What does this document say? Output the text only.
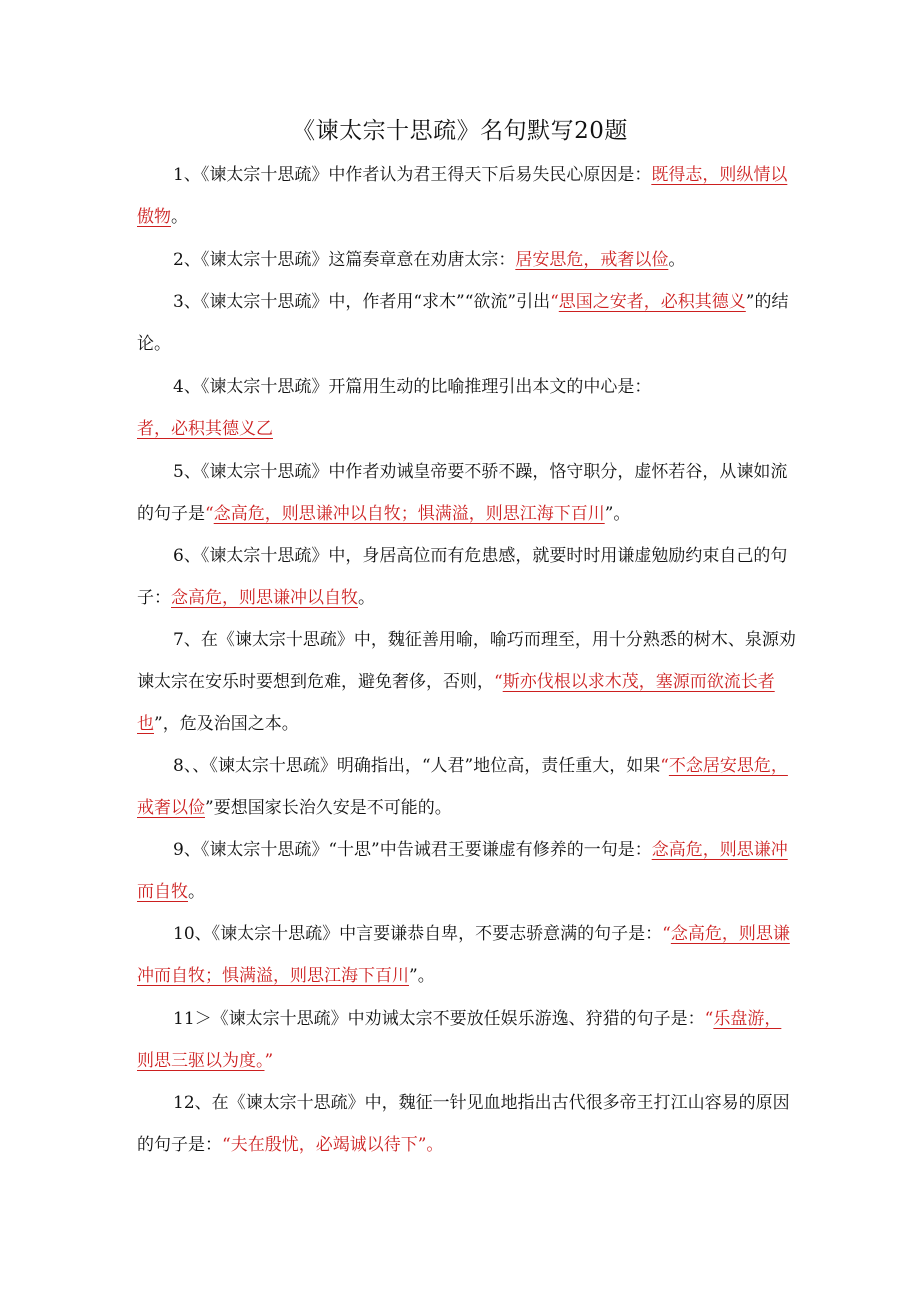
《谏太宗十思疏》名句默写20题

1、《谏太宗十思疏》中作者认为君王得天下后易失民心原因是：既得志，则纵情以傲物。

2、《谏太宗十思疏》这篇奏章意在劝唐太宗：居安思危，戒奢以俭。

3、《谏太宗十思疏》中，作者用“求木”“欲流”引出“思国之安者，必积其德义”的结论。

4、《谏太宗十思疏》开篇用生动的比喻推理引出本文的中心是：
者，必积其德义乙

5、《谏太宗十思疏》中作者劝诫皇帝要不骄不躁，恪守职分，虚怀若谷，从谏如流的句子是“念高危，则思谦冲以自牧；惧满溢，则思江海下百川”。

6、《谏太宗十思疏》中，身居高位而有危患感，就要时时用谦虚勉励约束自己的句子：念高危，则思谦冲以自牧。

7、在《谏太宗十思疏》中，魏征善用喻，喻巧而理至，用十分熟悉的树木、泉源劝谏太宗在安乐时要想到危难，避免奢侈，否则，“斯亦伐根以求木茂，塞源而欲流长者也”，危及治国之本。

8、、《谏太宗十思疏》明确指出，“人君”地位高，责任重大，如果“不念居安思危，戒奢以俭”要想国家长治久安是不可能的。

9、《谏太宗十思疏》“十思”中告诫君王要谦虚有修养的一句是：念高危，则思谦冲而自牧。

10、《谏太宗十思疏》中言要谦恭自卑，不要志骄意满的句子是：“念高危，则思谦冲而自牧；惧满溢，则思江海下百川”。

11＞《谏太宗十思疏》中劝诫太宗不要放任娱乐游逸、狩猎的句子是：“乐盘游，则思三驱以为度。”

12、在《谏太宗十思疏》中，魏征一针见血地指出古代很多帝王打江山容易的原因的句子是：“夫在殷忧，必竭诚以待下”。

= Exercise =
Leave the pictures out and print the records above exactly as they stand.

= Response for this exercise =
What does this document say? Output the text only.
《谏太宗十思疏》名句默写20题

1、《谏太宗十思疏》中作者认为君王得天下后易失民心原因是：既得志，则纵情以傲物。

2、《谏太宗十思疏》这篇奏章意在劝唐太宗：居安思危，戒奢以俭。

3、《谏太宗十思疏》中，作者用“求木”“欲流”引出“思国之安者，必积其德义”的结论。

4、《谏太宗十思疏》开篇用生动的比喻推理引出本文的中心是：
者，必积其德义乙

5、《谏太宗十思疏》中作者劝诫皇帝要不骄不躁，恪守职分，虚怀若谷，从谏如流的句子是“念高危，则思谦冲以自牧；惧满溢，则思江海下百川”。

6、《谏太宗十思疏》中，身居高位而有危患感，就要时时用谦虚勉励约束自己的句子：念高危，则思谦冲以自牧。

7、在《谏太宗十思疏》中，魏征善用喻，喻巧而理至，用十分熟悉的树木、泉源劝谏太宗在安乐时要想到危难，避免奢侈，否则，“斯亦伐根以求木茂，塞源而欲流长者也”，危及治国之本。

8、、《谏太宗十思疏》明确指出，“人君”地位高，责任重大，如果“不念居安思危，戒奢以俭”要想国家长治久安是不可能的。

9、《谏太宗十思疏》“十思”中告诫君王要谦虚有修养的一句是：念高危，则思谦冲而自牧。

10、《谏太宗十思疏》中言要谦恭自卑，不要志骄意满的句子是：“念高危，则思谦冲而自牧；惧满溢，则思江海下百川”。

11＞《谏太宗十思疏》中劝诫太宗不要放任娱乐游逸、狩猎的句子是：“乐盘游，则思三驱以为度。”

12、在《谏太宗十思疏》中，魏征一针见血地指出古代很多帝王打江山容易的原因的句子是：“夫在殷忧，必竭诚以待下”。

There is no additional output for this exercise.